Write out exactly, with no other output, the lines below from the one that contains "Output a JSON" through the end.

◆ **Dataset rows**
───
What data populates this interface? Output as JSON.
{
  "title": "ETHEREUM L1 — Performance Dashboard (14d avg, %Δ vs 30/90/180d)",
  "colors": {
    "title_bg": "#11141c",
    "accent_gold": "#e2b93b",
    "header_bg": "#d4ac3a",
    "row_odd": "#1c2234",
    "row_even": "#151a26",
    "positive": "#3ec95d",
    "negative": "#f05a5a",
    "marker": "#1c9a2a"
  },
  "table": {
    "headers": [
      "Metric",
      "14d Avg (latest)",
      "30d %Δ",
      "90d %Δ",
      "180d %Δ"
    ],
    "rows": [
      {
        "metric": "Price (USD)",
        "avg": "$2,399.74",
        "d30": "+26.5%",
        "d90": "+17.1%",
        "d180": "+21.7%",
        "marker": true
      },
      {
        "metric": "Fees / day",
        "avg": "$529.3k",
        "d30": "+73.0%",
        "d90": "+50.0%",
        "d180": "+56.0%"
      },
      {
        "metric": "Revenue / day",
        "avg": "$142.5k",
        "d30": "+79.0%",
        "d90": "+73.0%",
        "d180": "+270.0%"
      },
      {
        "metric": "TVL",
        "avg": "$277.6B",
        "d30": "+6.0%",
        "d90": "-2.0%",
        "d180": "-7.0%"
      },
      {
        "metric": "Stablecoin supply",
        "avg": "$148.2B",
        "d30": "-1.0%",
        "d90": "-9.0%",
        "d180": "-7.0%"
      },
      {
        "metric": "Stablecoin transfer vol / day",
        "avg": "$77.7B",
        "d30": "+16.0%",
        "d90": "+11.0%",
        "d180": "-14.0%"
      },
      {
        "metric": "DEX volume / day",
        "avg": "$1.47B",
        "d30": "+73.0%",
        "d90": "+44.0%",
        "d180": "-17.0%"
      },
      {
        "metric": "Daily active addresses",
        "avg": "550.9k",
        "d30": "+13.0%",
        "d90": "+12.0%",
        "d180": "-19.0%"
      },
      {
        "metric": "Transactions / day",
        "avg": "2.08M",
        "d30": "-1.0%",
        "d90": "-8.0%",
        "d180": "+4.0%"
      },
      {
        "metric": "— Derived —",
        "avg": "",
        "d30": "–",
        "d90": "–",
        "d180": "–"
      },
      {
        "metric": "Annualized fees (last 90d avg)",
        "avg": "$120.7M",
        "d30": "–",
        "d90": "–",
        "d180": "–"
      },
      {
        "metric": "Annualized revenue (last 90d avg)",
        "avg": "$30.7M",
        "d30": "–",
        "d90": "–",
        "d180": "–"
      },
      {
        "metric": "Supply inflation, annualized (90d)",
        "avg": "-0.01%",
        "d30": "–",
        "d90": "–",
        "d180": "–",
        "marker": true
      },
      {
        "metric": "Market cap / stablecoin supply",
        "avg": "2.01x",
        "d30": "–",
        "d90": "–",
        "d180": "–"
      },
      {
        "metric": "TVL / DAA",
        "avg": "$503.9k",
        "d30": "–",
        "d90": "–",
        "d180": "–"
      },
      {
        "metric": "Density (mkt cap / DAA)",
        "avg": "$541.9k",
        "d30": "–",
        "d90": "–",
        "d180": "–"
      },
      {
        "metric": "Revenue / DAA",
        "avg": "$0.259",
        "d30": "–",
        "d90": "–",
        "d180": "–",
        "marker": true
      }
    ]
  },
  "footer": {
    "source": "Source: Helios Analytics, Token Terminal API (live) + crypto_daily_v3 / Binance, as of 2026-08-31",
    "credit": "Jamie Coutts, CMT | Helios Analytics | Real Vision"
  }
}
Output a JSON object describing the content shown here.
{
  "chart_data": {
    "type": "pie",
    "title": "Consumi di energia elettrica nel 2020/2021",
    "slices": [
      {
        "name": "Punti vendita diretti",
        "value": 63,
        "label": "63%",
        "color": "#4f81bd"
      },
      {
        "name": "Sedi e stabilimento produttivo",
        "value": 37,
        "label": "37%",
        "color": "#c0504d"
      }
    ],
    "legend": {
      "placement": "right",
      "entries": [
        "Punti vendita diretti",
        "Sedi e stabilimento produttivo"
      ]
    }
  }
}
───
◆ **Solution to this problem**
Output a JSON object describing the content shown here.
{
  "chart_data": {
    "type": "pie",
    "title": "Consumi di energia elettrica nel 2020/2021",
    "slices": [
      {
        "name": "Punti vendita diretti",
        "value": 63,
        "label": "63%",
        "color": "#4f81bd"
      },
      {
        "name": "Sedi e stabilimento produttivo",
        "value": 37,
        "label": "37%",
        "color": "#c0504d"
      }
    ],
    "legend": {
      "placement": "right",
      "entries": [
        "Punti vendita diretti",
        "Sedi e stabilimento produttivo"
      ]
    }
  }
}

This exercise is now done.